> EXERCISE INSTRUCTIONS
Find each line with the word "doit" and copy it.

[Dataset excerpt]
* START *

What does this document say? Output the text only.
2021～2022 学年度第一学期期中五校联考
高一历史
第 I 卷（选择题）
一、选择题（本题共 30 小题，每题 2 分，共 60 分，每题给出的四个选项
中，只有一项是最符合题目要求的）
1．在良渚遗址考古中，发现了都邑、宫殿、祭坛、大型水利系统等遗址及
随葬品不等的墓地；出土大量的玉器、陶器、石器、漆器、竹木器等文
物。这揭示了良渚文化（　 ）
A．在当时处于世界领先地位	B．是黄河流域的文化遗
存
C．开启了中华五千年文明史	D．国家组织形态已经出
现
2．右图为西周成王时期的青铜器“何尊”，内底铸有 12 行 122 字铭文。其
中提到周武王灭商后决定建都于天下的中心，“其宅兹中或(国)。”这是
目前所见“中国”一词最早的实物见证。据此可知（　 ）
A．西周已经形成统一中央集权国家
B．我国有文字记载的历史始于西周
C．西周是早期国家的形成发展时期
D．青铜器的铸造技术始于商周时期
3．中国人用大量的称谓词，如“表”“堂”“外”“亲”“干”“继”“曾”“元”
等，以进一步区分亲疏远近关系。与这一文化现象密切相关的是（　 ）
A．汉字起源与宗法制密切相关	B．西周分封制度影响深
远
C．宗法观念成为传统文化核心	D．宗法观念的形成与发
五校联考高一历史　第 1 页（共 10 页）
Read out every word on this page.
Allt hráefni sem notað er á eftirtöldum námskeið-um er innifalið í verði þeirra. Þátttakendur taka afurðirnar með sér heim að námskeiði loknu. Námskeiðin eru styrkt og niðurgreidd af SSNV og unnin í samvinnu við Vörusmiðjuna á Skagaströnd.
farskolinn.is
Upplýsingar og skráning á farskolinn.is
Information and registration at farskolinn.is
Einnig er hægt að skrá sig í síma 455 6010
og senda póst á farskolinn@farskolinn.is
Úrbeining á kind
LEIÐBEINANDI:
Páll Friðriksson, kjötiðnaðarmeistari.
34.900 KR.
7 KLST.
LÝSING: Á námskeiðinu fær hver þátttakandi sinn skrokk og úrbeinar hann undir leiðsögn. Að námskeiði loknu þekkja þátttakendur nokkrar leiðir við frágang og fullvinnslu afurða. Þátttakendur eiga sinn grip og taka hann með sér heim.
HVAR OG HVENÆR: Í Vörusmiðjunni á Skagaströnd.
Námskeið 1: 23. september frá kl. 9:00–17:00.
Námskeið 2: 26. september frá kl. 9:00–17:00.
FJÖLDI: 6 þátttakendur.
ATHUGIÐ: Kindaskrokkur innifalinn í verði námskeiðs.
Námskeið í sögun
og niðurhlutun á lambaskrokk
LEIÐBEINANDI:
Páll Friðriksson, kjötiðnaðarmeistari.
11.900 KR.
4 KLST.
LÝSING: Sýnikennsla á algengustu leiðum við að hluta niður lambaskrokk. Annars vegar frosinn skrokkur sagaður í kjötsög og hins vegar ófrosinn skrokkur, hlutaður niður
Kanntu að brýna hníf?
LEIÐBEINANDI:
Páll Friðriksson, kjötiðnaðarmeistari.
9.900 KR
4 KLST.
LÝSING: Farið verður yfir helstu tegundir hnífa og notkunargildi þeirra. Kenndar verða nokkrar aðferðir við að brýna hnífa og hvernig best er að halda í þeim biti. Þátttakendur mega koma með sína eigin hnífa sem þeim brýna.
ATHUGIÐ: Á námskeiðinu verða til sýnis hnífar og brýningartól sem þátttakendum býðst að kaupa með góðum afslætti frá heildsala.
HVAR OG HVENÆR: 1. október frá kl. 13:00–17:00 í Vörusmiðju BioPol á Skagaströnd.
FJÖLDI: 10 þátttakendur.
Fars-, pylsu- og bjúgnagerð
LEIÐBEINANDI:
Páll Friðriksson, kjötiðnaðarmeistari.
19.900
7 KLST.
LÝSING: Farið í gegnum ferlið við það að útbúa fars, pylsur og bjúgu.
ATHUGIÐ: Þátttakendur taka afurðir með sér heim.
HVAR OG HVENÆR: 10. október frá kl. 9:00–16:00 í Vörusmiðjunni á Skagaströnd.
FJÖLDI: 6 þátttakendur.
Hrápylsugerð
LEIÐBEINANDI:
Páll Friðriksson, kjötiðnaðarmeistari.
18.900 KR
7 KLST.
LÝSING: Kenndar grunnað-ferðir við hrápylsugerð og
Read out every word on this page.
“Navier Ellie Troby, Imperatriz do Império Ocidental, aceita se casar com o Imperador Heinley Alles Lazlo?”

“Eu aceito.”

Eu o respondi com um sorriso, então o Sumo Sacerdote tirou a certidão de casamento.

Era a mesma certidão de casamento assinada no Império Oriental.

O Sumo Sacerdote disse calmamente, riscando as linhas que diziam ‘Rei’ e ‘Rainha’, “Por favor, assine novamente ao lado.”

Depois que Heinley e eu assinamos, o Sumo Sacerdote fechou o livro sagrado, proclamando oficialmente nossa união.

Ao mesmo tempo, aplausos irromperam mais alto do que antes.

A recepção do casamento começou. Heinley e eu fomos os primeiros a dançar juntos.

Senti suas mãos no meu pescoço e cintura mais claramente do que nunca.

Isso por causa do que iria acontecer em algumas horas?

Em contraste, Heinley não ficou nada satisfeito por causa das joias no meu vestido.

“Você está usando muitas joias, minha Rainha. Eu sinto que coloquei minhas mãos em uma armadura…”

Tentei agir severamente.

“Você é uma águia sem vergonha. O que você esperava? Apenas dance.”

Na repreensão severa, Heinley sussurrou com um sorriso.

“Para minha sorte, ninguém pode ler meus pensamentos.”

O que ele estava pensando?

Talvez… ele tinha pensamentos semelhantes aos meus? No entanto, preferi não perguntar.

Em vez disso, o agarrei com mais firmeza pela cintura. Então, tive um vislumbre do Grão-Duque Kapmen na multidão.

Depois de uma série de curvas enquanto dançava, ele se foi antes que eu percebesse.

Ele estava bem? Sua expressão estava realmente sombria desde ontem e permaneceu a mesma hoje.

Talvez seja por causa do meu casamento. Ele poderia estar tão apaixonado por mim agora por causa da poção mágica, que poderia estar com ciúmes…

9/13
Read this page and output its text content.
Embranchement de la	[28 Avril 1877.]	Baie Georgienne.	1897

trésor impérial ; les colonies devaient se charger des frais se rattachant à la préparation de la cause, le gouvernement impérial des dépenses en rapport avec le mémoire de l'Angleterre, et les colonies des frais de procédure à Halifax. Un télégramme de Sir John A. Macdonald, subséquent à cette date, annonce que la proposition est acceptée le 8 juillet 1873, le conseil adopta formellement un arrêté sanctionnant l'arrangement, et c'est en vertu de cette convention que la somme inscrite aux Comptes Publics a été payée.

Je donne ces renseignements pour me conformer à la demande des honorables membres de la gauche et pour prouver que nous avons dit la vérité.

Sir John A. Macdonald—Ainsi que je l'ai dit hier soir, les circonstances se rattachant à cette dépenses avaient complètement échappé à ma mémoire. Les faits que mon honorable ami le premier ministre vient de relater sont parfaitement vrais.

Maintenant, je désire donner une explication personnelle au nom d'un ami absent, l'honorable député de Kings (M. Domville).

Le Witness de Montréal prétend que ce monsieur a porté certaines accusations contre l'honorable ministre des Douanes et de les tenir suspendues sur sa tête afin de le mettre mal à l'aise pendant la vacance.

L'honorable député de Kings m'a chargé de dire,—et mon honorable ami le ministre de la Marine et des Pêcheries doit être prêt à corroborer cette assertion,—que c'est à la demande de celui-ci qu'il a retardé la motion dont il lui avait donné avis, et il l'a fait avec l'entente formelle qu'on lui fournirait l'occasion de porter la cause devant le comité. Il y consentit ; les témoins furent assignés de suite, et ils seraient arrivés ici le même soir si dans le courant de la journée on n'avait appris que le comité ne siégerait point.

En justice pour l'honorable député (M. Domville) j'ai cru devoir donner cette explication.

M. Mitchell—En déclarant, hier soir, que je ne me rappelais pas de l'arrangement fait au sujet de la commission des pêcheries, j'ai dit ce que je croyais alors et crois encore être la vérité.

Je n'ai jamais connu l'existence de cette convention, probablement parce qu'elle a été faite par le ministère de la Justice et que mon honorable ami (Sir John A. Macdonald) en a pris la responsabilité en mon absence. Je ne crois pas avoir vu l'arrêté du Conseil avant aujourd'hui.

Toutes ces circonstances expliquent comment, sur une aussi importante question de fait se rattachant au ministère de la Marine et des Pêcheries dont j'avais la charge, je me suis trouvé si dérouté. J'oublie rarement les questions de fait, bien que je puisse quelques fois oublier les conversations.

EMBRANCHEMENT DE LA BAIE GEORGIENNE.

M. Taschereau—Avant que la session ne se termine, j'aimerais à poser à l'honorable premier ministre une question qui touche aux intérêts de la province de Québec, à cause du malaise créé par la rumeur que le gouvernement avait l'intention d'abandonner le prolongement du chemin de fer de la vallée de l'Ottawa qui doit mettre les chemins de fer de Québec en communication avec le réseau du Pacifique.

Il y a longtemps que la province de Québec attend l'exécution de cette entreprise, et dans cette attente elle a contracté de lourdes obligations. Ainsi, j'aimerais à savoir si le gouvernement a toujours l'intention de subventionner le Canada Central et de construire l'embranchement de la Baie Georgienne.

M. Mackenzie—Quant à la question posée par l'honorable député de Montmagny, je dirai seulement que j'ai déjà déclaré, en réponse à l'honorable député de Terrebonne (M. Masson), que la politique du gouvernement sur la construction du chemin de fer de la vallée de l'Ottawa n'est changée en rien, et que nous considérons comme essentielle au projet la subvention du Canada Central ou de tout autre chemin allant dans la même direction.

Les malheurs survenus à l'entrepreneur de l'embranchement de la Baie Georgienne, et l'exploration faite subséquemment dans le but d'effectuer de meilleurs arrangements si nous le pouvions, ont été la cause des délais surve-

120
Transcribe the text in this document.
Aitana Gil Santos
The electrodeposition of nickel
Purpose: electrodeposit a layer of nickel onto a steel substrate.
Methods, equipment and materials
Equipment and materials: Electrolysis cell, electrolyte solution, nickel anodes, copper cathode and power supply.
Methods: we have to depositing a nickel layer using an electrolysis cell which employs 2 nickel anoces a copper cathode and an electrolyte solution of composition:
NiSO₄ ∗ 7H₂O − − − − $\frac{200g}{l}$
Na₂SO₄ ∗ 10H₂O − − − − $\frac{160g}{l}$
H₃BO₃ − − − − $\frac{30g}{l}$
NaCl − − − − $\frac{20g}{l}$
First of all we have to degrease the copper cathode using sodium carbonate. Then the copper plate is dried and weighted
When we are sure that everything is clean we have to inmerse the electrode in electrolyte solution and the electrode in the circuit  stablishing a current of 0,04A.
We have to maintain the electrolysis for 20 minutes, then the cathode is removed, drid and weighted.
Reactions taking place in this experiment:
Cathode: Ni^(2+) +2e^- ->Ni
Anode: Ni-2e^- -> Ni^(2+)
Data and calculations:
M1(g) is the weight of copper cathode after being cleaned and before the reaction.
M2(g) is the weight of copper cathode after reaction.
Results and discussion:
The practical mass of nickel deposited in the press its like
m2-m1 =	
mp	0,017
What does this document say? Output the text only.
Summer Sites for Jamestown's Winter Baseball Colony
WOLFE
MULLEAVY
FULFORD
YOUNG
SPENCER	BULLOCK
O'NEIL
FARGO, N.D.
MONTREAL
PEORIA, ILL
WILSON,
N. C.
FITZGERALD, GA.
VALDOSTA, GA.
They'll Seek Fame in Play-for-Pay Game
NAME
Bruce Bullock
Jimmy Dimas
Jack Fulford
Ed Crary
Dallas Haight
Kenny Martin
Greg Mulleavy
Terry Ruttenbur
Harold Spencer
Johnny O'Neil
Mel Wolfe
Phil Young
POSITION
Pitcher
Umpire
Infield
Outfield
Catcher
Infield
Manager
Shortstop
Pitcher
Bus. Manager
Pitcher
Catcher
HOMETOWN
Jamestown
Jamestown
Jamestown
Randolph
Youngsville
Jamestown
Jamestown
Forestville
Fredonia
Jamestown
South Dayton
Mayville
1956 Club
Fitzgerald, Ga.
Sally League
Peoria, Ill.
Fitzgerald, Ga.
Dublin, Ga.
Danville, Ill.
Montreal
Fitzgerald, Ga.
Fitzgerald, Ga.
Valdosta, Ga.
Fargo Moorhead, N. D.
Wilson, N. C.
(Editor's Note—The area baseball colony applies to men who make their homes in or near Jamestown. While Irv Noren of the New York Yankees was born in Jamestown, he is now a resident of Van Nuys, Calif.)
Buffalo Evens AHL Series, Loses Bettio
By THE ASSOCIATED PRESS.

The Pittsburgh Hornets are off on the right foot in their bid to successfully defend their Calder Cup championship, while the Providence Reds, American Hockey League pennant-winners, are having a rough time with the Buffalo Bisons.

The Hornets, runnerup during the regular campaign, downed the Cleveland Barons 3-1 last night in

* END *

> TASK RESULT
L'honorable député de Kings m'a chargé de dire,—et mon honorable ami le ministre de la Marine et des Pêcheries doit être prêt à corroborer cette assertion,—que c'est à la demande de celui-ci qu'il a retardé la motion dont il lui avait donné avis, et il l'a fait avec l'entente formelle qu'on lui fournirait l'occasion de porter la cause devant le comité. Il y consentit ; les témoins furent assignés de suite, et ils seraient arrivés ici le même soir si dans le courant de la journée on n'avait appris que le comité ne siégerait point.
M. Taschereau—Avant que la session ne se termine, j'aimerais à poser à l'honorable premier ministre une question qui touche aux intérêts de la province de Québec, à cause du malaise créé par la rumeur que le gouvernement avait l'intention d'abandonner le prolongement du chemin de fer de la vallée de l'Ottawa qui doit mettre les chemins de fer de Québec en communication avec le réseau du Pacifique.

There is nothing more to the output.